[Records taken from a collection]
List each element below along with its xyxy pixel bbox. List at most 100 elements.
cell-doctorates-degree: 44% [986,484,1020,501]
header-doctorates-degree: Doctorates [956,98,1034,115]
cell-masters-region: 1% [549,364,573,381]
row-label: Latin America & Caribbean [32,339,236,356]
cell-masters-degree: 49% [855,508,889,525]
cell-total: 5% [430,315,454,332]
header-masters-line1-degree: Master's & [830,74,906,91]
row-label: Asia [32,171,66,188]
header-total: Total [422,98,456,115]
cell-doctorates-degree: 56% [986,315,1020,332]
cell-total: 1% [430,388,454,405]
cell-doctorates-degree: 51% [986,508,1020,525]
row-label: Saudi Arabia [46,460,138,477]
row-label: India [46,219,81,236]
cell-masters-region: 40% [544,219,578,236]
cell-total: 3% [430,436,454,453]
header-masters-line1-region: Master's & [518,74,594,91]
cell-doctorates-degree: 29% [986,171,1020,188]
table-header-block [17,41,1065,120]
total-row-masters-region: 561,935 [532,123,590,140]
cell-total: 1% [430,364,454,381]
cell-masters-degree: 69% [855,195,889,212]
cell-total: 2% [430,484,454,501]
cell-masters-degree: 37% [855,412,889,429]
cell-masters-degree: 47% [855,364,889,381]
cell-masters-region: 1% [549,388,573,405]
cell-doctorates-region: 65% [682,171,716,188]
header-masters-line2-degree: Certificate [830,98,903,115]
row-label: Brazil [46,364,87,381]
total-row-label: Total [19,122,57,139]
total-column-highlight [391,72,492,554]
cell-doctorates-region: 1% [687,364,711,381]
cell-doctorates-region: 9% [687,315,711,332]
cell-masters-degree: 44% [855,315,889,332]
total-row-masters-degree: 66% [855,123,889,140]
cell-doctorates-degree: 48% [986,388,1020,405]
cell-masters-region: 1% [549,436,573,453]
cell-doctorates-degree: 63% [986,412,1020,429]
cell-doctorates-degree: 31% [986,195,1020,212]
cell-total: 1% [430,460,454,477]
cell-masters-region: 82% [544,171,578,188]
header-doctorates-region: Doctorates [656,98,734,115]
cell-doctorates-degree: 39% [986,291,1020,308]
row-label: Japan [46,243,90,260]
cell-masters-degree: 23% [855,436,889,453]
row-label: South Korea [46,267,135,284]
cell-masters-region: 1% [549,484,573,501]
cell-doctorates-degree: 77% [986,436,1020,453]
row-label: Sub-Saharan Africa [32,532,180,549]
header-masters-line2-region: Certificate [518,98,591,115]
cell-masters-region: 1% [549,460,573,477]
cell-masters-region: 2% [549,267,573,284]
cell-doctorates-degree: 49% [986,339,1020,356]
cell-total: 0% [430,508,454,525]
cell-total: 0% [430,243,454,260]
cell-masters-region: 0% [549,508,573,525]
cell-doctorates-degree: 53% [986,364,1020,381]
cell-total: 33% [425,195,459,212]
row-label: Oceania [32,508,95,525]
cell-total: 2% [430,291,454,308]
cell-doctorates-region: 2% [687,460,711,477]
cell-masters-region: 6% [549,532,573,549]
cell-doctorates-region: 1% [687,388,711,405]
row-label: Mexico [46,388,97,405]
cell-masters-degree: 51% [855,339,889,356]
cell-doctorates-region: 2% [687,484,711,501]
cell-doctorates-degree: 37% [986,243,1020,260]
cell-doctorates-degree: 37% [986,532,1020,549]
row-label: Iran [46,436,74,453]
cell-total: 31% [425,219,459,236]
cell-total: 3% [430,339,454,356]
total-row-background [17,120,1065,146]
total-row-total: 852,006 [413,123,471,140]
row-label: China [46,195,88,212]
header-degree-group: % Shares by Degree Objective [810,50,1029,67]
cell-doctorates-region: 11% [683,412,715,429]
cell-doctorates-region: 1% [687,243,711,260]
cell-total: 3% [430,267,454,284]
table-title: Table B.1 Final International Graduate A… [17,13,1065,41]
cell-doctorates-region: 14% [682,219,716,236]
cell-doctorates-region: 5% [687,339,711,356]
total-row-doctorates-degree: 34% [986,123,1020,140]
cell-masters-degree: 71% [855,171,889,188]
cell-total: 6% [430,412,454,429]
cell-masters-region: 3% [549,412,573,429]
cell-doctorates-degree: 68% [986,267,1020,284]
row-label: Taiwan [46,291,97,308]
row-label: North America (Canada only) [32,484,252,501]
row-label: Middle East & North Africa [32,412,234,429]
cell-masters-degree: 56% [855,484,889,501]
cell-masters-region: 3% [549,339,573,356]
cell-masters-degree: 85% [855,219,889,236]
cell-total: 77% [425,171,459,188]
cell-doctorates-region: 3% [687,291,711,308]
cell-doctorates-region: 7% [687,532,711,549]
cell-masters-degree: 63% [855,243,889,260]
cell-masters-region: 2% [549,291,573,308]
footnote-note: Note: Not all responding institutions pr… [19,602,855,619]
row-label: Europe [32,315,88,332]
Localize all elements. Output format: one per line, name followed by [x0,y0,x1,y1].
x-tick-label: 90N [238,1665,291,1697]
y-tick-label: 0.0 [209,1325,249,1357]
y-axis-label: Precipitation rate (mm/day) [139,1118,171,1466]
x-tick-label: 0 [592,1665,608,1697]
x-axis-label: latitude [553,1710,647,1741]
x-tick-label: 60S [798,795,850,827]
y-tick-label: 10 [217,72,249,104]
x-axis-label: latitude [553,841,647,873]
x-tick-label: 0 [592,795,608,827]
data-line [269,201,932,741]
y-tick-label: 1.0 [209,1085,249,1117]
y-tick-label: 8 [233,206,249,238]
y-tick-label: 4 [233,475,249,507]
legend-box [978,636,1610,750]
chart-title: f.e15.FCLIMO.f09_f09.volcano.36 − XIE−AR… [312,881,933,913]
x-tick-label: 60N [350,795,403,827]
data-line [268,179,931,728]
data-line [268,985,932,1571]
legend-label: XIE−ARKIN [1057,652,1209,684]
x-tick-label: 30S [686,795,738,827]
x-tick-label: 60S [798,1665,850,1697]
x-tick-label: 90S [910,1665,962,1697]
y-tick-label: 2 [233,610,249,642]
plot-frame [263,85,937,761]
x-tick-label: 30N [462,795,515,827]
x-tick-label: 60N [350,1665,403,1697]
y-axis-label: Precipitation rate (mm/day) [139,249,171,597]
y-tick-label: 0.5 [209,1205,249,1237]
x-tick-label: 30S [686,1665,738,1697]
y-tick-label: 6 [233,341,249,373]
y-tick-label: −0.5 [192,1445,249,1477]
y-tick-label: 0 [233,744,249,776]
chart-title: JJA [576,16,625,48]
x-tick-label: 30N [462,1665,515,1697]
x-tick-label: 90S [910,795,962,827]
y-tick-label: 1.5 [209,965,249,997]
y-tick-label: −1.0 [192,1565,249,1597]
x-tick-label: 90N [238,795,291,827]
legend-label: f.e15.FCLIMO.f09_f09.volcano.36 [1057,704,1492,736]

Job
Please copy the lines exactly, starting at the first line and ending at the line that contains "cell-total: 5% [430,315,454,332]", with both of those lines included.

Exercise response
List each element below along with its xyxy pixel bbox. List at most 100 elements.
cell-doctorates-degree: 44% [986,484,1020,501]
header-doctorates-degree: Doctorates [956,98,1034,115]
cell-masters-region: 1% [549,364,573,381]
row-label: Latin America & Caribbean [32,339,236,356]
cell-masters-degree: 49% [855,508,889,525]
cell-total: 5% [430,315,454,332]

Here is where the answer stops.